▶ Page excerpt
· · ·

Dear all,

I have used Stan successfully before to do demographics of super-massive black holes over cosmic time. However, I am now stuck on modelling a different problem.

I am asking for helpful pointers on analysis of Poisson time series with randomly variable count rates. This is motivated by high-energy astrophysics observations. Ultimately, I want to build quite complex source variability models. For example, I want to place a prior on a primary random walk to have, say, a power-law power spectrum with index 2 ± 1. Also, I want to add secondary source processes that depend on the first, e.g., a second component is the delayed and time-averaged form of the first, with the parametric response kernel being fitted for simultaneously. (Such echos happen when light is reflected off a distant surface.)

To start simple, lets say I want to model time-binned poisson data sampled from a random walk with a powerlaw PSD. I have looked into a few approaches to go about this.

Approach 1): A simple way is to generate a lot of such time series with different powerlaw indices (with the Timmer&Koenig method), and then compute the likelihood of seeing each data. This falls apart pretty quickly at >~100 data points, because one is unlikely to find an exact match to the data, and the generating method doesn’t seem to easily allow nearby exploration.

· · ·

▶ Stored data
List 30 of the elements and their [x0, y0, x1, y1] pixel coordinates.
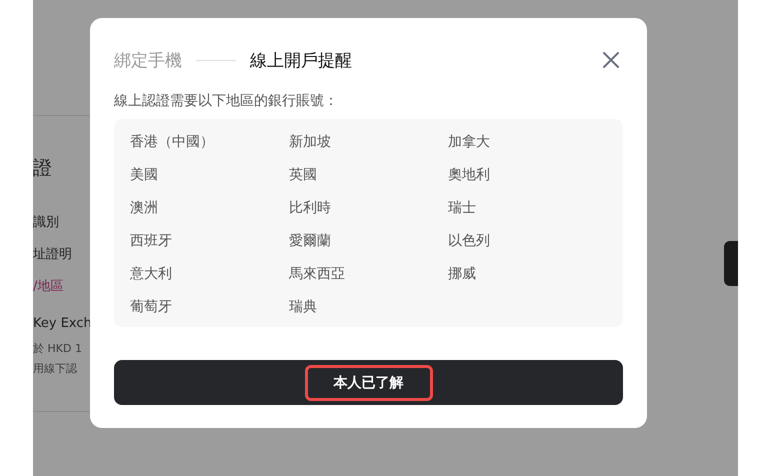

· · ·

▶ Tasks to perform
[1] According to the forum post on Poisson time series, which method is used to generate the time series in Approach 1?
[2] Continue the forum post on Poisson time series from where it stops.

▶ Answers provided
[1] The Timmer & Koenig method.

[2]
Approach 2): Another approach are ARMA methods, or state-based representations in general (Kelly+14 wrote a nice introduction for astronomers). I quite like this, because it is very expressive and allows defining arbitrarily complex state changes. It deals well with data gaps. Because of the Poisson data, I turned away from Kalman filters and looked into particle filters. In classical particle filters, one would at each time step draw new potential random states and resample the particles using their likelihood weights.

**Q1**: My first Stan question here is whether it is preferable to make these intermediate random variables Stan parameters instead. My suspicion is yes, because otherwise the derivatives are very noisy, and HMC will complain.

My second problem is that the ARMA parameters are a bit unnatural. Based on them, I can compute a PSD (1, 2), but (**Q2**) how do I best place a powerlaw slope prior on them. I was considering to run Stan with the ARMA parameters and no data and to use the desired prior as the target (compute the PSD and a gaussian likelihood on deviations from a powerlaw) and then use the ARMA parameter posterior mean and covariance as priors for the actual data analysis. This seems quite cumbersome, however.

Approach 3): The third approach I considered are Gaussian processes, and draw a Poisson instance from it. **Q3**: I believe one can place a powerlaw PSD prior on the covariance kernel, but how does one do this exactly? Specifically, the covariance decline with |r| is not the same as the PSD slope, if I understand correctly, but I couldn’t find the right formulae. I would appreciate pointers.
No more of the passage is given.